━━━━━ Excerto da página ━━━━━

A desigualdade está inscrita na paisagem. Victor Barros
Vitor de BarrosVítor de Barros, investigador cabo-verdiano doutorado em História Contemporânea pela Universidade de Coimbra e atualmente ligado ao Instituto de História Contemporânea da Universidade NOVA de Lisboa, tem-se dedicado ao estudo da memória colonial, dos monumentos e das comemorações históricas em África, com particular enfoque em Cabo Verde. A sua obra Comemorações da Memória do Império nas Colónias durante o Estado Novo: Usos Públicos da História, Colonialismo e Colonização de Imaginários foi distinguida com o Prémio Internacional de Investigação Histórica Agostinho Neto (2019-2020).
A viver em Lisboa, Vítor Barros observa a cidade através da experiência do quotidiano. Move-se sobretudo em transportes públicos - autocarros, metro, comboios, bicicletas - e é precisamente nesse uso diário que identifica um dos problemas estruturais mais visíveis: a desigualdade na distribuição dos transportes. Nem todas as zonas da Grande Lisboa beneficiam das mesmas condições de mobilidade, e essa disparidade está diretamente ligada à organização espacial da cidade.

━━━━━ Dados fornecidos ━━━━━

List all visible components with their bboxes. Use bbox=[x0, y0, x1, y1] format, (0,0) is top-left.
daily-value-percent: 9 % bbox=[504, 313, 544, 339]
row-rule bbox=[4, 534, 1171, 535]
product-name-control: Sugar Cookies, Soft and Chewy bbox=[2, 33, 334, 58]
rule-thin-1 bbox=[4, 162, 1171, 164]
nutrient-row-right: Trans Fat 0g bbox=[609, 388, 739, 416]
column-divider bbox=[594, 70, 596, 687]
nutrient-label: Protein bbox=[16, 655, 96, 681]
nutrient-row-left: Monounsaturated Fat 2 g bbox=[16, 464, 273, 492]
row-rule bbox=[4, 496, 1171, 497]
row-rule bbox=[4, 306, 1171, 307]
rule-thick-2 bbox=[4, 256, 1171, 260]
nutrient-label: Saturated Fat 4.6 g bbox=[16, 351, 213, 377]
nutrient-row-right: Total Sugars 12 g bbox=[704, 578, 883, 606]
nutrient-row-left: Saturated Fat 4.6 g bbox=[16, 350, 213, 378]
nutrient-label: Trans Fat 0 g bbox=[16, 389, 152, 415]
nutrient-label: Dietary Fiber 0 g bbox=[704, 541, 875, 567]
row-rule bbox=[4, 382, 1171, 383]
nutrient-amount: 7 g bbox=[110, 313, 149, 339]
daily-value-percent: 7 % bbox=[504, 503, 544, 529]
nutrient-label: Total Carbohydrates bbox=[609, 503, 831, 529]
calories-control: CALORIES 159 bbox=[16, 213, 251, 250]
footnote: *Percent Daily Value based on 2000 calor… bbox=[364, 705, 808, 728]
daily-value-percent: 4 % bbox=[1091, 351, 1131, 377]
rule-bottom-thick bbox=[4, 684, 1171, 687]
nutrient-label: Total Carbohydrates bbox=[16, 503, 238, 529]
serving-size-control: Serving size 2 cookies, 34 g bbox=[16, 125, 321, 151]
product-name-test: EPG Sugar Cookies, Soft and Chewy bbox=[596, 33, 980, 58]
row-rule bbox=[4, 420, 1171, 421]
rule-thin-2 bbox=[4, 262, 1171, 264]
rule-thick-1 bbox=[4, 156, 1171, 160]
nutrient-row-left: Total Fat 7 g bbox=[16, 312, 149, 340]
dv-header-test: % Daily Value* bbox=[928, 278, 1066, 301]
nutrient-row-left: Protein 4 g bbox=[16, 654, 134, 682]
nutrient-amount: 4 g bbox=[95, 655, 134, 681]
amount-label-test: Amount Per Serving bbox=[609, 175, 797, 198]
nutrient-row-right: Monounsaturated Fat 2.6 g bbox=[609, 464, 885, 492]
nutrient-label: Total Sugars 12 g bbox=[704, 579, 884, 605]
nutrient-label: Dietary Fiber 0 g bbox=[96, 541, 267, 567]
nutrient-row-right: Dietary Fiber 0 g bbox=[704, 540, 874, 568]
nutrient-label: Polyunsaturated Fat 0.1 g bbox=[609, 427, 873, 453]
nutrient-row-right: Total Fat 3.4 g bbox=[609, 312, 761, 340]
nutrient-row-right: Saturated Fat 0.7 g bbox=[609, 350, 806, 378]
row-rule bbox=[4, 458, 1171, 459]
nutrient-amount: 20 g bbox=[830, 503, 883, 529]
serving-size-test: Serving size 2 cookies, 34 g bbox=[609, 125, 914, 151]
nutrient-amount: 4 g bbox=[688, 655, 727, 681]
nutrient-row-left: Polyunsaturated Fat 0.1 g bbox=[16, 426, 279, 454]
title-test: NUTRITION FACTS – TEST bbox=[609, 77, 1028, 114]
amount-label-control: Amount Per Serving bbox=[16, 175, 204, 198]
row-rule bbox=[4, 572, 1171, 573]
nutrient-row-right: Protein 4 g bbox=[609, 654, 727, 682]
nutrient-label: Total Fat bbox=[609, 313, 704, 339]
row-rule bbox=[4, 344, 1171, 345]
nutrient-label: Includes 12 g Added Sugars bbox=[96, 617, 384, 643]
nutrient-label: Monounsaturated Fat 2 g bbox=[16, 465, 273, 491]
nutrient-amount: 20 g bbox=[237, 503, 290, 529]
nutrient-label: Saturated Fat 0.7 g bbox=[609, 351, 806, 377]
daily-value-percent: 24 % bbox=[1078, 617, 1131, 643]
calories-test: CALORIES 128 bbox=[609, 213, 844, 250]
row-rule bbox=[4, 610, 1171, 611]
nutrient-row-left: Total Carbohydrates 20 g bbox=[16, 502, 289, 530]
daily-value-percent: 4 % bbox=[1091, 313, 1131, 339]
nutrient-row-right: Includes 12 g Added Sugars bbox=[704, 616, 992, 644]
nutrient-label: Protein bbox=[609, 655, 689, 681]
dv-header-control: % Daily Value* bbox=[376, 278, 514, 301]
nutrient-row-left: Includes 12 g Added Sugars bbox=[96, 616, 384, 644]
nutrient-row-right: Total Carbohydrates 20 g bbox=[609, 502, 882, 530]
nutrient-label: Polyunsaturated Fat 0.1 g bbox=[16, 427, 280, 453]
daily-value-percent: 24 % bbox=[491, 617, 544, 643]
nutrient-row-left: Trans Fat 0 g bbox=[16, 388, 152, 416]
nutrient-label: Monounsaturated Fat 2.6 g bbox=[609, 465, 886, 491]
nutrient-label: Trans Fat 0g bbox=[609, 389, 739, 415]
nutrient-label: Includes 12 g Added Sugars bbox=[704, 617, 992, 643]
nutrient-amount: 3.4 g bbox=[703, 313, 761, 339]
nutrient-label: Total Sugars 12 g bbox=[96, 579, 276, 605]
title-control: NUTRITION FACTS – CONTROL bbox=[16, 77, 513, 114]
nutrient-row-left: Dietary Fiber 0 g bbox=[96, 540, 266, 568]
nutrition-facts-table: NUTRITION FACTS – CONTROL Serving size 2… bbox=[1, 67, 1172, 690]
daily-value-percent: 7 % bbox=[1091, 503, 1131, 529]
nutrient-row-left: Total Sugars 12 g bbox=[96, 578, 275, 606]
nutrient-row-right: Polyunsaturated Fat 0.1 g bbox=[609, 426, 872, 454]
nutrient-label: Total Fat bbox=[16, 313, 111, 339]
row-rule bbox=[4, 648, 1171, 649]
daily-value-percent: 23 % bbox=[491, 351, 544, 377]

━━━━━

Tarefa a realizar: Transcreva na íntegra o excerto sobre Vítor Barros, sem qualquer alteração. As linhas constituem material separado do excerto.

Resposta à tarefa:
A desigualdade está inscrita na paisagem. Victor Barros
Vitor de BarrosVítor de Barros, investigador cabo-verdiano doutorado em História Contemporânea pela Universidade de Coimbra e atualmente ligado ao Instituto de História Contemporânea da Universidade NOVA de Lisboa, tem-se dedicado ao estudo da memória colonial, dos monumentos e das comemorações históricas em África, com particular enfoque em Cabo Verde. A sua obra Comemorações da Memória do Império nas Colónias durante o Estado Novo: Usos Públicos da História, Colonialismo e Colonização de Imaginários foi distinguida com o Prémio Internacional de Investigação Histórica Agostinho Neto (2019-2020).
A viver em Lisboa, Vítor Barros observa a cidade através da experiência do quotidiano. Move-se sobretudo em transportes públicos - autocarros, metro, comboios, bicicletas - e é precisamente nesse uso diário que identifica um dos problemas estruturais mais visíveis: a desigualdade na distribuição dos transportes. Nem todas as zonas da Grande Lisboa beneficiam das mesmas condições de mobilidade, e essa disparidade está diretamente ligada à organização espacial da cidade.